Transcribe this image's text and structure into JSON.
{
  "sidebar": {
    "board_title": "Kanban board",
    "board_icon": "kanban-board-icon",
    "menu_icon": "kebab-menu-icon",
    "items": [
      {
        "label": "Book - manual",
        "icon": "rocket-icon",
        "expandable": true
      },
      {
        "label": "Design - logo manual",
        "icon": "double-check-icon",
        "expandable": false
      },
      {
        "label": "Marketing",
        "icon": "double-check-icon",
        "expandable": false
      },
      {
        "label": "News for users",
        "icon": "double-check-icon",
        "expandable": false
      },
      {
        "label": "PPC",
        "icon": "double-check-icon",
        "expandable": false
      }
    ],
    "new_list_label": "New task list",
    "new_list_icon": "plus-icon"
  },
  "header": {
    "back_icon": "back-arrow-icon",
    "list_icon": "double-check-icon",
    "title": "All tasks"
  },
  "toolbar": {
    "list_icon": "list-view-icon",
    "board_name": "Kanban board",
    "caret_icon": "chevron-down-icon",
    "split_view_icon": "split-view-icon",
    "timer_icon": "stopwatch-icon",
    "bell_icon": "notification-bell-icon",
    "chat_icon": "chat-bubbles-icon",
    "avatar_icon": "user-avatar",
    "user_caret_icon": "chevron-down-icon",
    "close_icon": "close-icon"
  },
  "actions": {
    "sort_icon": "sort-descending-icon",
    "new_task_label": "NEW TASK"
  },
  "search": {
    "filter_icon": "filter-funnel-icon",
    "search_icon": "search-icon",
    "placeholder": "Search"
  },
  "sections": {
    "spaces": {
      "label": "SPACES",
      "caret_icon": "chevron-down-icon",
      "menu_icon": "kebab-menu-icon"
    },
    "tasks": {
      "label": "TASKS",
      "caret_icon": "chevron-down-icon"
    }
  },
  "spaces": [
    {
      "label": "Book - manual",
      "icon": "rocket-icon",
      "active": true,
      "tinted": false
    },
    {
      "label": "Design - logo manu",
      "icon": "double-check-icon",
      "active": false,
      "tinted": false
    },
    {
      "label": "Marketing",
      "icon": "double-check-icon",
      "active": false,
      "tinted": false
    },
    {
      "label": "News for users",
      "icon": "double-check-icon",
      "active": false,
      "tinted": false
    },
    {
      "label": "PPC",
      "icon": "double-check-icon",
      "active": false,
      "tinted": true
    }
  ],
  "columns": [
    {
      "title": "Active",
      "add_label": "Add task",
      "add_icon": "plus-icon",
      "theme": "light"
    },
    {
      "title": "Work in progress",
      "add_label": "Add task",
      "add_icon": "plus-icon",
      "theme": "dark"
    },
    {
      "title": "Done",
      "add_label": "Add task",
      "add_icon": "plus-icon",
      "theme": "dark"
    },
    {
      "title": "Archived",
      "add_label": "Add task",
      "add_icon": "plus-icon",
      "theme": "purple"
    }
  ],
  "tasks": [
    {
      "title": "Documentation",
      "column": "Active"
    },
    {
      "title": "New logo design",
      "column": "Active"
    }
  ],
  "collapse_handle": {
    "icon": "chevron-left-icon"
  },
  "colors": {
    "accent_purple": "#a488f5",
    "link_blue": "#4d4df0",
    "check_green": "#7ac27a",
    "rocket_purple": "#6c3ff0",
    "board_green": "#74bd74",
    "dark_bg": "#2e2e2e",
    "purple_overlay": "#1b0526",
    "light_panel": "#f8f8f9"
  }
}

^^^^^^^^

Given problem -
Tally how many lines of the material contain the word "true". The answer must be the number and nothing else.

Solution to this problem -
3